== Records provided ==
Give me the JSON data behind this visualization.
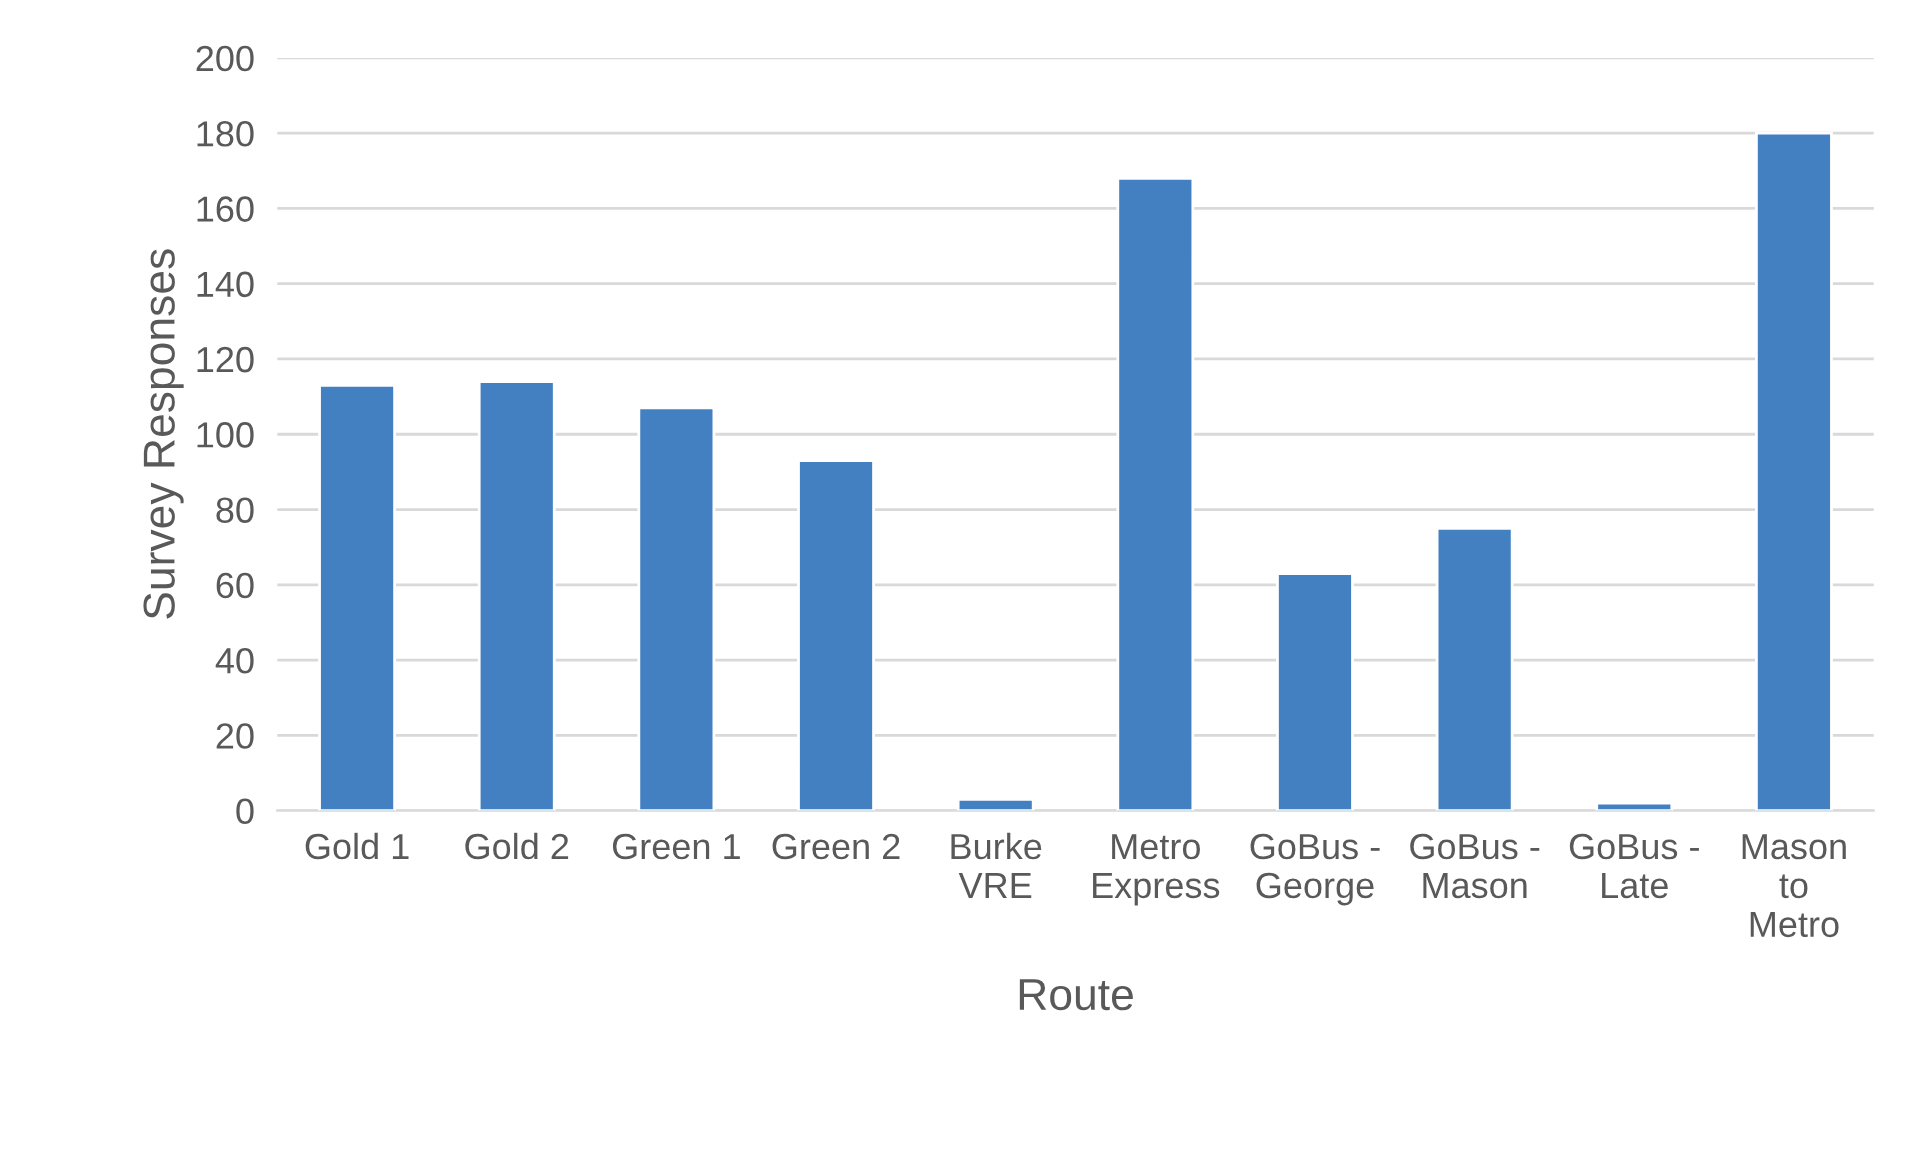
{
  "chart_data": {
    "type": "bar",
    "xlabel": "Route",
    "ylabel": "Survey Responses",
    "categories": [
      "Gold 1",
      "Gold 2",
      "Green 1",
      "Green 2",
      "Burke VRE",
      "Metro Express",
      "GoBus - George",
      "GoBus - Mason",
      "GoBus - Late",
      "Mason to Metro"
    ],
    "values": [
      113,
      114,
      107,
      93,
      3,
      168,
      63,
      75,
      2,
      180
    ],
    "color": "#4280c2",
    "ylim": [
      0,
      200
    ],
    "yticks": [
      0,
      20,
      40,
      60,
      80,
      100,
      120,
      140,
      160,
      180,
      200
    ],
    "grid": "y",
    "legend": false
  }
}
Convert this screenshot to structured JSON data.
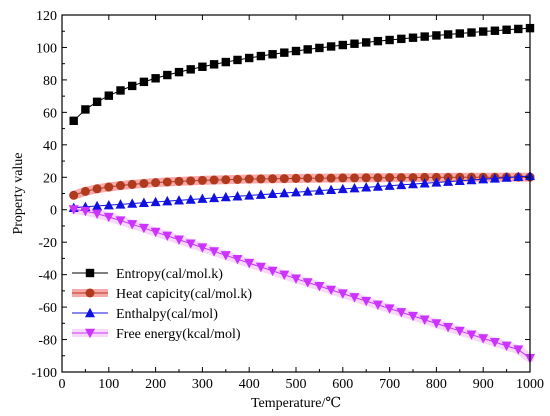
{
  "chart_data": {
    "type": "line",
    "title": "",
    "xlabel": "Temperature/℃",
    "ylabel": "Property value",
    "xlim": [
      0,
      1000
    ],
    "ylim": [
      -100,
      120
    ],
    "xticks": [
      0,
      100,
      200,
      300,
      400,
      500,
      600,
      700,
      800,
      900,
      1000
    ],
    "yticks": [
      -100,
      -80,
      -60,
      -40,
      -20,
      0,
      20,
      40,
      60,
      80,
      100,
      120
    ],
    "grid": false,
    "legend_position": "bottom-left",
    "x": [
      25,
      50,
      75,
      100,
      125,
      150,
      175,
      200,
      225,
      250,
      275,
      300,
      325,
      350,
      375,
      400,
      425,
      450,
      475,
      500,
      525,
      550,
      575,
      600,
      625,
      650,
      675,
      700,
      725,
      750,
      775,
      800,
      825,
      850,
      875,
      900,
      925,
      950,
      975,
      1000
    ],
    "series": [
      {
        "name": "Entropy(cal/mol.k)",
        "marker": "square",
        "color": "#000000",
        "values": [
          54.8,
          61.8,
          66.5,
          70.3,
          73.5,
          76.3,
          78.8,
          81.0,
          83.0,
          84.8,
          86.5,
          88.1,
          89.6,
          91.0,
          92.3,
          93.5,
          94.7,
          95.8,
          96.8,
          97.8,
          98.8,
          99.7,
          100.6,
          101.5,
          102.3,
          103.1,
          103.9,
          104.6,
          105.3,
          106.0,
          106.7,
          107.4,
          108.0,
          108.6,
          109.2,
          109.8,
          110.3,
          110.9,
          111.4,
          111.9
        ]
      },
      {
        "name": "Heat capicity(cal/mol.k)",
        "marker": "circle",
        "color": "#b03a1e",
        "halo": "#f06060",
        "values": [
          8.9,
          11.3,
          12.9,
          14.0,
          14.9,
          15.6,
          16.2,
          16.7,
          17.1,
          17.5,
          17.8,
          18.1,
          18.3,
          18.5,
          18.7,
          18.9,
          19.0,
          19.1,
          19.2,
          19.3,
          19.4,
          19.5,
          19.5,
          19.6,
          19.6,
          19.7,
          19.7,
          19.8,
          19.8,
          19.8,
          19.9,
          19.9,
          19.9,
          20.0,
          20.0,
          20.0,
          20.0,
          20.1,
          20.1,
          20.1
        ]
      },
      {
        "name": "Enthalpy(cal/mol)",
        "marker": "triangle-up",
        "color": "#1010e0",
        "values": [
          1.2,
          1.8,
          2.3,
          2.8,
          3.3,
          3.8,
          4.3,
          4.8,
          5.3,
          5.8,
          6.3,
          6.8,
          7.3,
          7.8,
          8.3,
          8.8,
          9.3,
          9.8,
          10.3,
          10.8,
          11.3,
          11.8,
          12.3,
          12.8,
          13.3,
          13.8,
          14.3,
          14.8,
          15.3,
          15.8,
          16.3,
          16.8,
          17.3,
          17.8,
          18.3,
          18.8,
          19.3,
          19.8,
          20.3,
          20.8
        ]
      },
      {
        "name": "Free energy(kcal/mol)",
        "marker": "triangle-down",
        "color": "#cc33ff",
        "halo": "#f2b8f2",
        "values": [
          0.2,
          -0.8,
          -2.5,
          -4.5,
          -6.7,
          -9.0,
          -11.3,
          -13.7,
          -16.1,
          -18.5,
          -20.9,
          -23.3,
          -25.7,
          -28.1,
          -30.5,
          -32.9,
          -35.3,
          -37.7,
          -40.1,
          -42.5,
          -44.8,
          -47.1,
          -49.4,
          -51.7,
          -54.0,
          -56.3,
          -58.6,
          -60.9,
          -63.2,
          -65.5,
          -67.8,
          -70.1,
          -72.4,
          -74.7,
          -77.0,
          -79.3,
          -81.6,
          -83.9,
          -86.2,
          -91.5
        ]
      }
    ]
  }
}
===
What the task asks
Except for the pictures, give all the material above again verbatim.

Solution for this problem
Give me the JSON data behind this visualization.
{
  "chart_data": {
    "type": "bar",
    "xlabel": "Route",
    "ylabel": "Survey Responses",
    "categories": [
      "Gold 1",
      "Gold 2",
      "Green 1",
      "Green 2",
      "Burke VRE",
      "Metro Express",
      "GoBus - George",
      "GoBus - Mason",
      "GoBus - Late",
      "Mason to Metro"
    ],
    "values": [
      113,
      114,
      107,
      93,
      3,
      168,
      63,
      75,
      2,
      180
    ],
    "color": "#4280c2",
    "ylim": [
      0,
      200
    ],
    "yticks": [
      0,
      20,
      40,
      60,
      80,
      100,
      120,
      140,
      160,
      180,
      200
    ],
    "grid": "y",
    "legend": false
  }
}
Convert this screenshot to structured JSON data.
{
  "chart_data": {
    "type": "line",
    "title": "",
    "xlabel": "Temperature/℃",
    "ylabel": "Property value",
    "xlim": [
      0,
      1000
    ],
    "ylim": [
      -100,
      120
    ],
    "xticks": [
      0,
      100,
      200,
      300,
      400,
      500,
      600,
      700,
      800,
      900,
      1000
    ],
    "yticks": [
      -100,
      -80,
      -60,
      -40,
      -20,
      0,
      20,
      40,
      60,
      80,
      100,
      120
    ],
    "grid": false,
    "legend_position": "bottom-left",
    "x": [
      25,
      50,
      75,
      100,
      125,
      150,
      175,
      200,
      225,
      250,
      275,
      300,
      325,
      350,
      375,
      400,
      425,
      450,
      475,
      500,
      525,
      550,
      575,
      600,
      625,
      650,
      675,
      700,
      725,
      750,
      775,
      800,
      825,
      850,
      875,
      900,
      925,
      950,
      975,
      1000
    ],
    "series": [
      {
        "name": "Entropy(cal/mol.k)",
        "marker": "square",
        "color": "#000000",
        "values": [
          54.8,
          61.8,
          66.5,
          70.3,
          73.5,
          76.3,
          78.8,
          81.0,
          83.0,
          84.8,
          86.5,
          88.1,
          89.6,
          91.0,
          92.3,
          93.5,
          94.7,
          95.8,
          96.8,
          97.8,
          98.8,
          99.7,
          100.6,
          101.5,
          102.3,
          103.1,
          103.9,
          104.6,
          105.3,
          106.0,
          106.7,
          107.4,
          108.0,
          108.6,
          109.2,
          109.8,
          110.3,
          110.9,
          111.4,
          111.9
        ]
      },
      {
        "name": "Heat capicity(cal/mol.k)",
        "marker": "circle",
        "color": "#b03a1e",
        "halo": "#f06060",
        "values": [
          8.9,
          11.3,
          12.9,
          14.0,
          14.9,
          15.6,
          16.2,
          16.7,
          17.1,
          17.5,
          17.8,
          18.1,
          18.3,
          18.5,
          18.7,
          18.9,
          19.0,
          19.1,
          19.2,
          19.3,
          19.4,
          19.5,
          19.5,
          19.6,
          19.6,
          19.7,
          19.7,
          19.8,
          19.8,
          19.8,
          19.9,
          19.9,
          19.9,
          20.0,
          20.0,
          20.0,
          20.0,
          20.1,
          20.1,
          20.1
        ]
      },
      {
        "name": "Enthalpy(cal/mol)",
        "marker": "triangle-up",
        "color": "#1010e0",
        "values": [
          1.2,
          1.8,
          2.3,
          2.8,
          3.3,
          3.8,
          4.3,
          4.8,
          5.3,
          5.8,
          6.3,
          6.8,
          7.3,
          7.8,
          8.3,
          8.8,
          9.3,
          9.8,
          10.3,
          10.8,
          11.3,
          11.8,
          12.3,
          12.8,
          13.3,
          13.8,
          14.3,
          14.8,
          15.3,
          15.8,
          16.3,
          16.8,
          17.3,
          17.8,
          18.3,
          18.8,
          19.3,
          19.8,
          20.3,
          20.8
        ]
      },
      {
        "name": "Free energy(kcal/mol)",
        "marker": "triangle-down",
        "color": "#cc33ff",
        "halo": "#f2b8f2",
        "values": [
          0.2,
          -0.8,
          -2.5,
          -4.5,
          -6.7,
          -9.0,
          -11.3,
          -13.7,
          -16.1,
          -18.5,
          -20.9,
          -23.3,
          -25.7,
          -28.1,
          -30.5,
          -32.9,
          -35.3,
          -37.7,
          -40.1,
          -42.5,
          -44.8,
          -47.1,
          -49.4,
          -51.7,
          -54.0,
          -56.3,
          -58.6,
          -60.9,
          -63.2,
          -65.5,
          -67.8,
          -70.1,
          -72.4,
          -74.7,
          -77.0,
          -79.3,
          -81.6,
          -83.9,
          -86.2,
          -91.5
        ]
      }
    ]
  }
}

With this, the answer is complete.